---------- Exercise materials

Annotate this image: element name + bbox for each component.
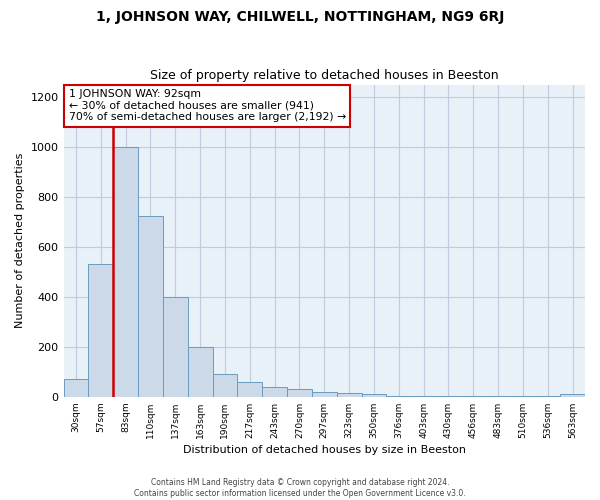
Text: Contains HM Land Registry data © Crown copyright and database right 2024.
Contai: Contains HM Land Registry data © Crown c… <box>134 478 466 498</box>
Title: Size of property relative to detached houses in Beeston: Size of property relative to detached ho… <box>150 69 499 82</box>
Y-axis label: Number of detached properties: Number of detached properties <box>15 153 25 328</box>
Text: 1 JOHNSON WAY: 92sqm
← 30% of detached houses are smaller (941)
70% of semi-deta: 1 JOHNSON WAY: 92sqm ← 30% of detached h… <box>69 89 346 122</box>
Bar <box>138 216 163 397</box>
Bar <box>238 382 262 397</box>
Bar <box>362 394 386 397</box>
Text: 1, JOHNSON WAY, CHILWELL, NOTTINGHAM, NG9 6RJ: 1, JOHNSON WAY, CHILWELL, NOTTINGHAM, NG… <box>96 10 504 24</box>
Bar <box>535 396 560 397</box>
Bar <box>188 347 212 397</box>
Bar <box>287 390 312 397</box>
Bar <box>163 297 188 397</box>
Bar <box>411 396 436 397</box>
Bar <box>337 393 362 397</box>
Bar <box>212 374 238 397</box>
Bar <box>88 264 113 397</box>
Bar <box>436 396 461 397</box>
Bar <box>64 380 88 397</box>
Bar <box>461 396 485 397</box>
Bar <box>312 392 337 397</box>
Bar <box>560 394 585 397</box>
Bar <box>485 396 511 397</box>
Bar <box>511 396 535 397</box>
Bar <box>262 387 287 397</box>
X-axis label: Distribution of detached houses by size in Beeston: Distribution of detached houses by size … <box>183 445 466 455</box>
Bar <box>386 396 411 397</box>
Bar <box>113 147 138 397</box>
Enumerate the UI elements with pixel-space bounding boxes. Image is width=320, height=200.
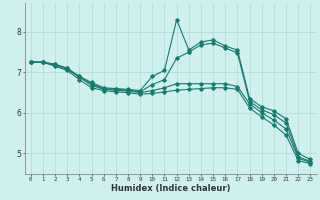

--------------------

Task objective: Render every line of the data above as a Markdown table with the columns "Row" and "Data line," numbering the rows in order. Omit blank lines and the pictures.

Exercise solution:
| Row | Data line |
|---|---|
| 1 | Annotate this image: element name + bbox for each component. |
| 2 | Text: Contains HM Land Registry data © Crown copyright and database right 2024. |
| 3 | Contai: Contains HM Land Registry data © Crown c… <box>134 478 466 498</box> |
| 4 | Title: Size of property relative to detached houses in Beeston: Size of property relative to detached ho… <box>150 69 499 82</box> |
| 5 | Y-axis label: Number of detached properties: Number of detached properties <box>15 153 25 328</box> |
| 6 | Text: 1 JOHNSON WAY: 92sqm |
| 7 | ← 30% of detached houses are smaller (941) |
| 8 | 70% of semi-deta: 1 JOHNSON WAY: 92sqm ← 30% of detached h… <box>69 89 346 122</box> |
| 9 | Bar <box>138 216 163 397</box> |
| 10 | Bar <box>238 382 262 397</box> |
| 11 | Bar <box>362 394 386 397</box> |
| 12 | Text: 1, JOHNSON WAY, CHILWELL, NOTTINGHAM, NG9 6RJ: 1, JOHNSON WAY, CHILWELL, NOTTINGHAM, NG… <box>96 10 504 24</box> |
| 13 | Bar <box>535 396 560 397</box> |
| 14 | Bar <box>188 347 212 397</box> |
| 15 | Bar <box>287 390 312 397</box> |
| 16 | Bar <box>163 297 188 397</box> |
| 17 | Bar <box>411 396 436 397</box> |
| 18 | Bar <box>337 393 362 397</box> |
| 19 | Bar <box>212 374 238 397</box> |
| 20 | Bar <box>88 264 113 397</box> |
| 21 | Bar <box>436 396 461 397</box> |
| 22 | Bar <box>64 380 88 397</box> |
| 23 | Bar <box>461 396 485 397</box> |
| 24 | Bar <box>312 392 337 397</box> |
| 25 | Bar <box>560 394 585 397</box> |
| 26 | Bar <box>485 396 511 397</box> |
| 27 | Bar <box>511 396 535 397</box> |
| 28 | Bar <box>262 387 287 397</box> |
| 29 | X-axis label: Distribution of detached houses by size in Beeston: Distribution of detached houses by size … <box>183 445 466 455</box> |
| 30 | Bar <box>386 396 411 397</box> |
| 31 | Bar <box>113 147 138 397</box> |
| 32 | Enumerate the UI elements with pixel-space bounding boxes. Image is width=320, height=200. |